● **Set task**
Your answer should be a single number: the count of lines that include the word "screenshot".

(Records excerpted from a collection)
============================================================

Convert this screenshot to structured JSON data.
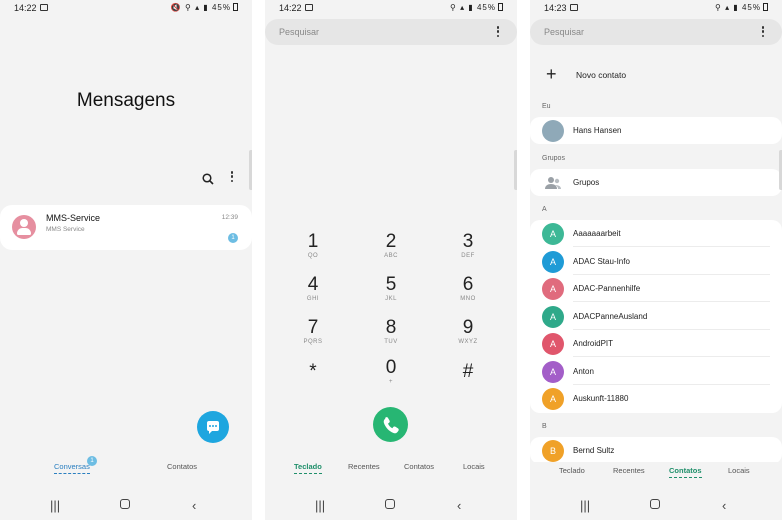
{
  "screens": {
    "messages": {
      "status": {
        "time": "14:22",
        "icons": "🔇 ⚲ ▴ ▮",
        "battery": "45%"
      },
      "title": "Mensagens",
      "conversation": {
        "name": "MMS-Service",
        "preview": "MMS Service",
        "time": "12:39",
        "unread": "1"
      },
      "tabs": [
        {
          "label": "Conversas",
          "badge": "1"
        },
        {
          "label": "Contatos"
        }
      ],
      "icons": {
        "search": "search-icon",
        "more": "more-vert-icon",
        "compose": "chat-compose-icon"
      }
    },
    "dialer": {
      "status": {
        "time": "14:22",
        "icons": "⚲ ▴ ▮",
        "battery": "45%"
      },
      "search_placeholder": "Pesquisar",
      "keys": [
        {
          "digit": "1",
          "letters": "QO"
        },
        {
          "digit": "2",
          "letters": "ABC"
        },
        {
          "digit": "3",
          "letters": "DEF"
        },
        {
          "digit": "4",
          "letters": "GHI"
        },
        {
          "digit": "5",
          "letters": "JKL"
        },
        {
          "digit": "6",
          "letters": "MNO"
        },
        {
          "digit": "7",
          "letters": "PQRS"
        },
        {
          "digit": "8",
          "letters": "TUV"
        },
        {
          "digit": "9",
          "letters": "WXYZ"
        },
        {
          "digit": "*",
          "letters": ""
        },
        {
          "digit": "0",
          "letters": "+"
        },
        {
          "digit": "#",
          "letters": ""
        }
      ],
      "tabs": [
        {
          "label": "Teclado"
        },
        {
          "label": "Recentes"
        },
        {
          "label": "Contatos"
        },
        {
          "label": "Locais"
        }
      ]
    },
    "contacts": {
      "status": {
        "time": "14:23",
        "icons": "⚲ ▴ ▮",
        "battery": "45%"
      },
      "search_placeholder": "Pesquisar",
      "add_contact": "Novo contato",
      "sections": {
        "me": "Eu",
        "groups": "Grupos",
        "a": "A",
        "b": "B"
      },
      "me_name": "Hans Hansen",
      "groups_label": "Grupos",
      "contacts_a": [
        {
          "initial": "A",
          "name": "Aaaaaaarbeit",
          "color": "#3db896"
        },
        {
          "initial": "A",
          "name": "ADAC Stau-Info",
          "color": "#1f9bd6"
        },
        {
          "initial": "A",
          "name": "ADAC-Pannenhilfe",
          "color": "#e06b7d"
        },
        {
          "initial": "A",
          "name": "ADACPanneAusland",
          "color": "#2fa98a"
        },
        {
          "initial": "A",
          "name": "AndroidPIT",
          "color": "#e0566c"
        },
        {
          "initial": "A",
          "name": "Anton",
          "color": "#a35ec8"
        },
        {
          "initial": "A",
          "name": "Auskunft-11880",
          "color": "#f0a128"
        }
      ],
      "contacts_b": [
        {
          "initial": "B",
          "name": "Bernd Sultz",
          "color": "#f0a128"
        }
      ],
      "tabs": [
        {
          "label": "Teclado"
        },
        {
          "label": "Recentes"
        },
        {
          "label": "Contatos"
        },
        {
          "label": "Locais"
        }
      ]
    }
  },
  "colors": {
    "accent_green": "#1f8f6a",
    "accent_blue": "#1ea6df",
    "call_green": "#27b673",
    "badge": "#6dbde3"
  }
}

============================================================

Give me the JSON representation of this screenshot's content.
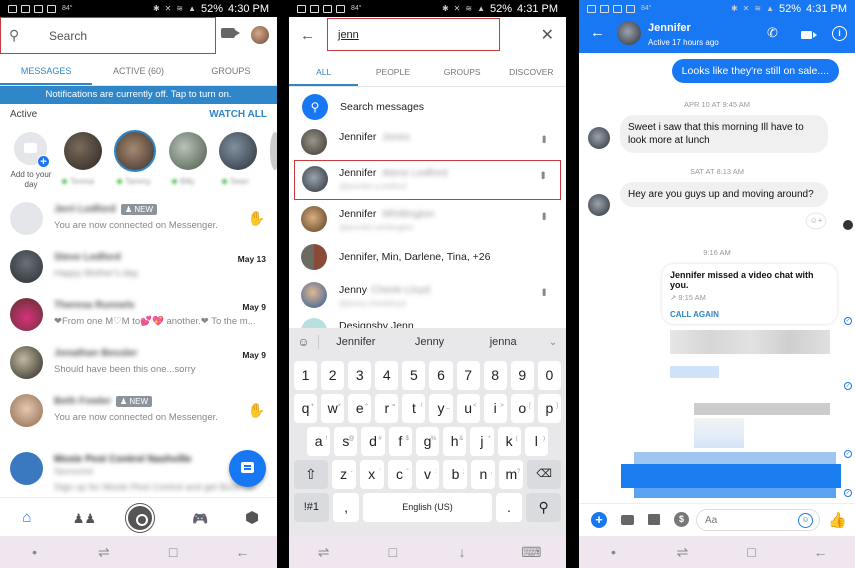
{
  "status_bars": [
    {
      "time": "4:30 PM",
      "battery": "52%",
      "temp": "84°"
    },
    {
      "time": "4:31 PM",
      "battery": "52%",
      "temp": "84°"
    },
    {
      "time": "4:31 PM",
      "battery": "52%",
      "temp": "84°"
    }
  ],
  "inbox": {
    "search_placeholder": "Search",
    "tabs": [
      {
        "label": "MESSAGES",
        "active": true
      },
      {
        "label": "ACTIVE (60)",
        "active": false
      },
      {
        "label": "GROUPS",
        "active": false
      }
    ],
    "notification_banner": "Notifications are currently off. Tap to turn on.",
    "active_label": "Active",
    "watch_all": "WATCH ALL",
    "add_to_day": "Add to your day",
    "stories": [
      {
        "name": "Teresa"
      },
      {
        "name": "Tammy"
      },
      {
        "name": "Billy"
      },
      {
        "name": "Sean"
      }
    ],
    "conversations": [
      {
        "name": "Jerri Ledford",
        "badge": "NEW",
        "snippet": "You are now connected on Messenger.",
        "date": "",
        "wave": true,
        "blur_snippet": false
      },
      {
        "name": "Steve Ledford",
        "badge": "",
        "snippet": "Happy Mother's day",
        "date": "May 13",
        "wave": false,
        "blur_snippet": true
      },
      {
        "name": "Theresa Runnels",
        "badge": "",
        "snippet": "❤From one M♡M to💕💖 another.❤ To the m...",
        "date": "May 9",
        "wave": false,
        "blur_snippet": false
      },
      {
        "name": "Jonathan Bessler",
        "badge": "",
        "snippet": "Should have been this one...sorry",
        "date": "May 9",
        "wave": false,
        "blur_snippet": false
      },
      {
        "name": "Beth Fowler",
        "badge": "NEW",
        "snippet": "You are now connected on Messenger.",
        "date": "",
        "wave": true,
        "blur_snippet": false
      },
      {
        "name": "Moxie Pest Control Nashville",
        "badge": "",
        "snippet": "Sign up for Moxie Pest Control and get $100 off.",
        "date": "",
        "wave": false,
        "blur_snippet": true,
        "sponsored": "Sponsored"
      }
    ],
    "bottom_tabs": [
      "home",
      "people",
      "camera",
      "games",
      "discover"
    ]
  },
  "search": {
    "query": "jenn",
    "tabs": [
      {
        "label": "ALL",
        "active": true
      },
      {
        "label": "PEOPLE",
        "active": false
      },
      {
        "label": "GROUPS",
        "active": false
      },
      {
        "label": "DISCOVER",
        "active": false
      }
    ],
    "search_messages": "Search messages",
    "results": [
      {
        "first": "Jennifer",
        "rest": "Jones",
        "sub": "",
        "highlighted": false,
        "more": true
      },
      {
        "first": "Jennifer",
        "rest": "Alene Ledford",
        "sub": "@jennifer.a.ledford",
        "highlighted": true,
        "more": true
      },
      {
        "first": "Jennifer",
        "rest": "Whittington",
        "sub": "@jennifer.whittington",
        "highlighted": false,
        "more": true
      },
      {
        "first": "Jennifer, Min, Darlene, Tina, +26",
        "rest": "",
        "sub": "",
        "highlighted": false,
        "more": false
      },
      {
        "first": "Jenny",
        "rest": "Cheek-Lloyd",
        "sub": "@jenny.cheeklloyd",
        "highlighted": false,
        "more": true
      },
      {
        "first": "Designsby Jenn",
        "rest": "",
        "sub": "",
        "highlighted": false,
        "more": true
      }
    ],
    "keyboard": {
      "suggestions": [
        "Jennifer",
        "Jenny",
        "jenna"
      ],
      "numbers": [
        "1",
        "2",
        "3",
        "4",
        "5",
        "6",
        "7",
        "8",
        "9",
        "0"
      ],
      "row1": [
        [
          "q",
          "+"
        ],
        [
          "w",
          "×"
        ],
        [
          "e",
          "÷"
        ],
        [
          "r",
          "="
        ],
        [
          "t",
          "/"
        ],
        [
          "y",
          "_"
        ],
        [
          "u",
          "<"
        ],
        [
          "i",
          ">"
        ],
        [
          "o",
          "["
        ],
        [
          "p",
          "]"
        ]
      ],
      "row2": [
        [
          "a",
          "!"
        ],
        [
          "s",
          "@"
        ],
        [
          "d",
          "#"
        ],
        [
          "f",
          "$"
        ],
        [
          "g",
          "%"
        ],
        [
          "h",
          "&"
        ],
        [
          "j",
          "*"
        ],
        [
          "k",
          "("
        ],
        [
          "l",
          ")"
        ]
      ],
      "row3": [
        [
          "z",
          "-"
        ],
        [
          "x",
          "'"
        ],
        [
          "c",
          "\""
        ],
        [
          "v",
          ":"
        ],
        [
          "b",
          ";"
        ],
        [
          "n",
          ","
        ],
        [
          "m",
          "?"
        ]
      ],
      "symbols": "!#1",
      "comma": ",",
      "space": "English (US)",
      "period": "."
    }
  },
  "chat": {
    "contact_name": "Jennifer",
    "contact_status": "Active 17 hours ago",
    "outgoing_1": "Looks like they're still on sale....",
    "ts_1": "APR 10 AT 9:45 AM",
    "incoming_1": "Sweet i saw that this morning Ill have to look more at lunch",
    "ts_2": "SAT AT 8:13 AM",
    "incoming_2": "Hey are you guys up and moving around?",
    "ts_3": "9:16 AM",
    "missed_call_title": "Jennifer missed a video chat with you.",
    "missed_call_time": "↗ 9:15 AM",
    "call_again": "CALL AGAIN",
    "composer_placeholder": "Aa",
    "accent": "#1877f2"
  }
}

============================================================

● **Exercise answer**
2